Return each line holding the string "forward".

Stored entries
________
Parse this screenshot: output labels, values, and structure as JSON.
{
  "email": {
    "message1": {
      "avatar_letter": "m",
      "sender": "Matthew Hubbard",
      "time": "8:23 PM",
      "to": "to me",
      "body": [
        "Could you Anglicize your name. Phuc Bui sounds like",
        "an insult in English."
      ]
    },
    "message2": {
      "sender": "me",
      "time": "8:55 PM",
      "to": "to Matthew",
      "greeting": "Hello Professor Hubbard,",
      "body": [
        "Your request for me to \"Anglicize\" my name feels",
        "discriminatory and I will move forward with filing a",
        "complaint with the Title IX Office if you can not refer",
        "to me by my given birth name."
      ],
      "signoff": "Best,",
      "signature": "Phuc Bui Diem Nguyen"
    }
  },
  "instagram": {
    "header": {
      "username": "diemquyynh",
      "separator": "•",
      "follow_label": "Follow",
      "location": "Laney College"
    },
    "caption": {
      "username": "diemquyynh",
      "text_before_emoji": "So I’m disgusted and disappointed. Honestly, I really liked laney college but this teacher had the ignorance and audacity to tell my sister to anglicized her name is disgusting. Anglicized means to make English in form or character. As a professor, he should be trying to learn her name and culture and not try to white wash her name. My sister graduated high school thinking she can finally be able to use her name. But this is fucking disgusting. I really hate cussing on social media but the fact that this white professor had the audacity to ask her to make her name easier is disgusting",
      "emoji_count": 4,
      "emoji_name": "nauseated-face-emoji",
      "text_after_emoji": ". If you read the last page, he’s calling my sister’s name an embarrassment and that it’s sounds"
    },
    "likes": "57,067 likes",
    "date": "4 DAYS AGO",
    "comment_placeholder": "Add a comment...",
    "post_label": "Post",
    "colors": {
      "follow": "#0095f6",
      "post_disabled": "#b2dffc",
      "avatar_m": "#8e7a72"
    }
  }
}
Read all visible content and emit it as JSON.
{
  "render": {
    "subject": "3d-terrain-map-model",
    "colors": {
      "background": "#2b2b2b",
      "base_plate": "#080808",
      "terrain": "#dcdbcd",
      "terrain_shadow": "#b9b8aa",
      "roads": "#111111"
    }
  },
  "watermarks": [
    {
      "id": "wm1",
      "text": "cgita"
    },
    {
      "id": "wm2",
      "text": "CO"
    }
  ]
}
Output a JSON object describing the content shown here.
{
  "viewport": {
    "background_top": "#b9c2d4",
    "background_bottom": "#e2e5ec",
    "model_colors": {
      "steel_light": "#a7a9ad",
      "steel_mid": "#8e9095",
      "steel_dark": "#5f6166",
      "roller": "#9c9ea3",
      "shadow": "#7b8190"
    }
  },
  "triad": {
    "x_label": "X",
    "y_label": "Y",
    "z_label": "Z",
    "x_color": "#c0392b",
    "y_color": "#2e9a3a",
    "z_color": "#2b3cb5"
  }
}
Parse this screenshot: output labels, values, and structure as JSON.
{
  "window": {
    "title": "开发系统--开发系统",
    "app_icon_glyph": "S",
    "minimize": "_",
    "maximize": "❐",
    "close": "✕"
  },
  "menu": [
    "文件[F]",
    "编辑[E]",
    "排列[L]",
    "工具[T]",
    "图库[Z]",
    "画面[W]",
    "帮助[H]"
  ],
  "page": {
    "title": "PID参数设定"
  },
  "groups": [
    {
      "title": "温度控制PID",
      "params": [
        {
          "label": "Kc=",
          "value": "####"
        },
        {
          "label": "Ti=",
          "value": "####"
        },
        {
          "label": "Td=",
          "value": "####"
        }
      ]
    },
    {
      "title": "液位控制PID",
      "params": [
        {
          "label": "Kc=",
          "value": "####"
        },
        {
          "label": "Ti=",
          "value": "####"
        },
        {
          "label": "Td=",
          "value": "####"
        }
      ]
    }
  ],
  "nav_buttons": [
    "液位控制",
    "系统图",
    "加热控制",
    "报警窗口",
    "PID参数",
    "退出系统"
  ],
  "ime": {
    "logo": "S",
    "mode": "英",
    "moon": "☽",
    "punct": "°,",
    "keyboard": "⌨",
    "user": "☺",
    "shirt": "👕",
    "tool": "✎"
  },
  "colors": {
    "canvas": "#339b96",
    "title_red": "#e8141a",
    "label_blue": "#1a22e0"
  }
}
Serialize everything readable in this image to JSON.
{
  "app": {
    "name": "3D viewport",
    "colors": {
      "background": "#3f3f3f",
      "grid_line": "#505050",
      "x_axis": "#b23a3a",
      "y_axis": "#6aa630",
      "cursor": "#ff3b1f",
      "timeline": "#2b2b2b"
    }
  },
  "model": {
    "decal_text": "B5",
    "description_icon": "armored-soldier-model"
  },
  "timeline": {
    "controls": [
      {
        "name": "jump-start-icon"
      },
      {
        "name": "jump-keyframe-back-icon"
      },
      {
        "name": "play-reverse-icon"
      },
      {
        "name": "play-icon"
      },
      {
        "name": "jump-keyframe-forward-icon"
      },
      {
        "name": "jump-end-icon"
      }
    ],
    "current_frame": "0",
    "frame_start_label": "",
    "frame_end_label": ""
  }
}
________
COMPLETED EXERCISE:
        "discriminatory and I will move forward with filing a",
        "name": "jump-keyframe-forward-icon"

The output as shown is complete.